**** Stored data ****
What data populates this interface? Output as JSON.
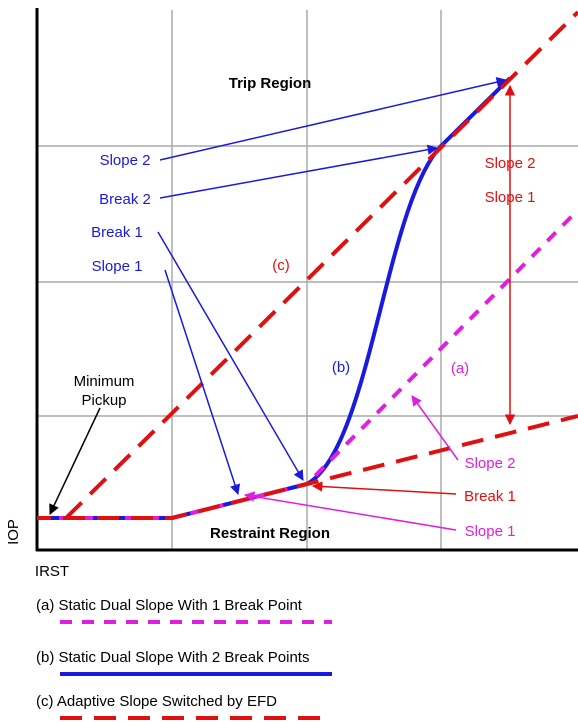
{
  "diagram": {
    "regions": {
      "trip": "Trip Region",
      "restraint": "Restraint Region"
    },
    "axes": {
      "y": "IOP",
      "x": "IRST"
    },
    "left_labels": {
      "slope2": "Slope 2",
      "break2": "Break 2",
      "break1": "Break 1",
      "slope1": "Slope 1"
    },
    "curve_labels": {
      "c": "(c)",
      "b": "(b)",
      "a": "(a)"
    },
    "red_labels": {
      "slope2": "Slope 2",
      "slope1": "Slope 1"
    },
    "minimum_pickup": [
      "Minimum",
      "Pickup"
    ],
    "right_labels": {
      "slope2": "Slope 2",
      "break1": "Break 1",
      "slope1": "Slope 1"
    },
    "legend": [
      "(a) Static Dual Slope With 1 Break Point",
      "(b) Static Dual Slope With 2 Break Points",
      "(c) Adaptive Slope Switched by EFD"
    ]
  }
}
****
**** Stored data ****
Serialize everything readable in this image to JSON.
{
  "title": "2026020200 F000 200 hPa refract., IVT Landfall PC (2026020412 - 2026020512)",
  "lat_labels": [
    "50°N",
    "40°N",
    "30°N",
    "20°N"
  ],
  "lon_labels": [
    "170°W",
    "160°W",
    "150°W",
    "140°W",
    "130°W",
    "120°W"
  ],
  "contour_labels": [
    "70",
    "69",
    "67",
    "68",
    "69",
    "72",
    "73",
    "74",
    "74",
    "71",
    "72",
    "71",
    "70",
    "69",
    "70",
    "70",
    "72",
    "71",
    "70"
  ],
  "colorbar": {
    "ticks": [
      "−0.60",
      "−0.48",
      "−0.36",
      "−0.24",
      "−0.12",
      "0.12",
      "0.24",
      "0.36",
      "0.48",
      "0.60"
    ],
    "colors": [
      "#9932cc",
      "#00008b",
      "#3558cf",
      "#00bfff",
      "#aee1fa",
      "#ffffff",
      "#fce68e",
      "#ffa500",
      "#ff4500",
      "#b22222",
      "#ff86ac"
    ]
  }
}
****
**** Stored data ****
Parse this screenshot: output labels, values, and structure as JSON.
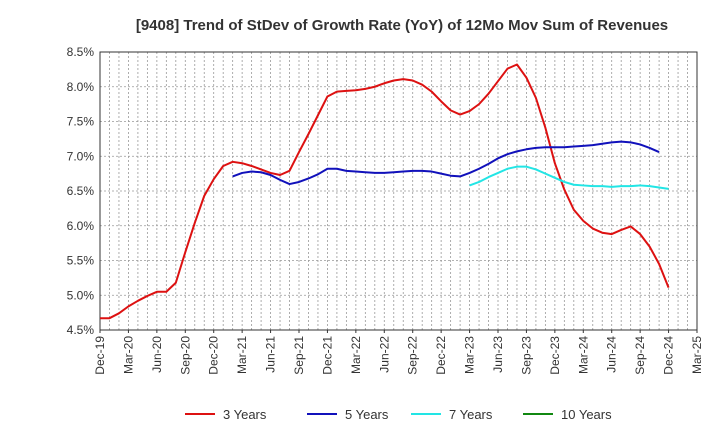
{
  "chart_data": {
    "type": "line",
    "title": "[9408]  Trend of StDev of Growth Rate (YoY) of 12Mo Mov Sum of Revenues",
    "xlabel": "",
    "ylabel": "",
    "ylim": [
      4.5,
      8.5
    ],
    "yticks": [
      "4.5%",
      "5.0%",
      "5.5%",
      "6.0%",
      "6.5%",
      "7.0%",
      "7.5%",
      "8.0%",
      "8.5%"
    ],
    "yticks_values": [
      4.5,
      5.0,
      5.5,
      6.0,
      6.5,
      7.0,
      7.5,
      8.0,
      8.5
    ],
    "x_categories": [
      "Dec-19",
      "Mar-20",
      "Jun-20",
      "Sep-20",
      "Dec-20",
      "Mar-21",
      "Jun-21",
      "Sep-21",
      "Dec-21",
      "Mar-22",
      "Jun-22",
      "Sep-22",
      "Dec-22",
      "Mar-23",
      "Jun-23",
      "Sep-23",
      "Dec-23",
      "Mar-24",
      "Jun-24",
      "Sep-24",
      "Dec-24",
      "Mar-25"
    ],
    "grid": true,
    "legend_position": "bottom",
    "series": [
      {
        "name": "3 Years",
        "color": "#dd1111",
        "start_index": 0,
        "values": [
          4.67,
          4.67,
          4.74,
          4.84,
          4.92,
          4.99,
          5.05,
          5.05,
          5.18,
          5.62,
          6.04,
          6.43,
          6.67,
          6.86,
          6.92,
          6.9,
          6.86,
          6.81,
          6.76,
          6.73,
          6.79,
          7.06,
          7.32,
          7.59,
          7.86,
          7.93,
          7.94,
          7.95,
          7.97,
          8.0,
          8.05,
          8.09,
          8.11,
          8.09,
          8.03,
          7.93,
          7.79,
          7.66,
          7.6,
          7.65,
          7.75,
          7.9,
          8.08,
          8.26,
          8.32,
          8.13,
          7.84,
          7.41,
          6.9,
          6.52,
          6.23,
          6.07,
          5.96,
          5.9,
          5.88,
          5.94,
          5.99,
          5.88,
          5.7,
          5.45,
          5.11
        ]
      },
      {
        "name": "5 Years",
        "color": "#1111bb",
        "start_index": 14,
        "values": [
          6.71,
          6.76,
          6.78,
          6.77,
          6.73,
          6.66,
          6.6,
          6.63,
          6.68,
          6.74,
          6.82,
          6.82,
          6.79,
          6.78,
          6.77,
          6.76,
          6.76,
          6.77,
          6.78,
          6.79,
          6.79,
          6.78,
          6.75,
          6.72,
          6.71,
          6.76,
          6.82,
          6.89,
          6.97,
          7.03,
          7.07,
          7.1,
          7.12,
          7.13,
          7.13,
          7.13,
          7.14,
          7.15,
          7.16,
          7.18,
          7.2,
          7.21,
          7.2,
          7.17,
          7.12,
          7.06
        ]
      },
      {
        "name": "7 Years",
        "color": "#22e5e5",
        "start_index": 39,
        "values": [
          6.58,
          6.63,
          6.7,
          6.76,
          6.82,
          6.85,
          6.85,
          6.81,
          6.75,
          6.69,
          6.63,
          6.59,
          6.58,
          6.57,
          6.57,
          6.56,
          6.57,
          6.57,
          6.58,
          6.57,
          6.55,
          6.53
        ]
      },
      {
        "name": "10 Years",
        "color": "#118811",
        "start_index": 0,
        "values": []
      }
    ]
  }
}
****
Working from the entries above, return all lines that contain "With".

      "(a) Static Dual Slope With 1 Break Point",
      "(b) Static Dual Slope With 2 Break Points",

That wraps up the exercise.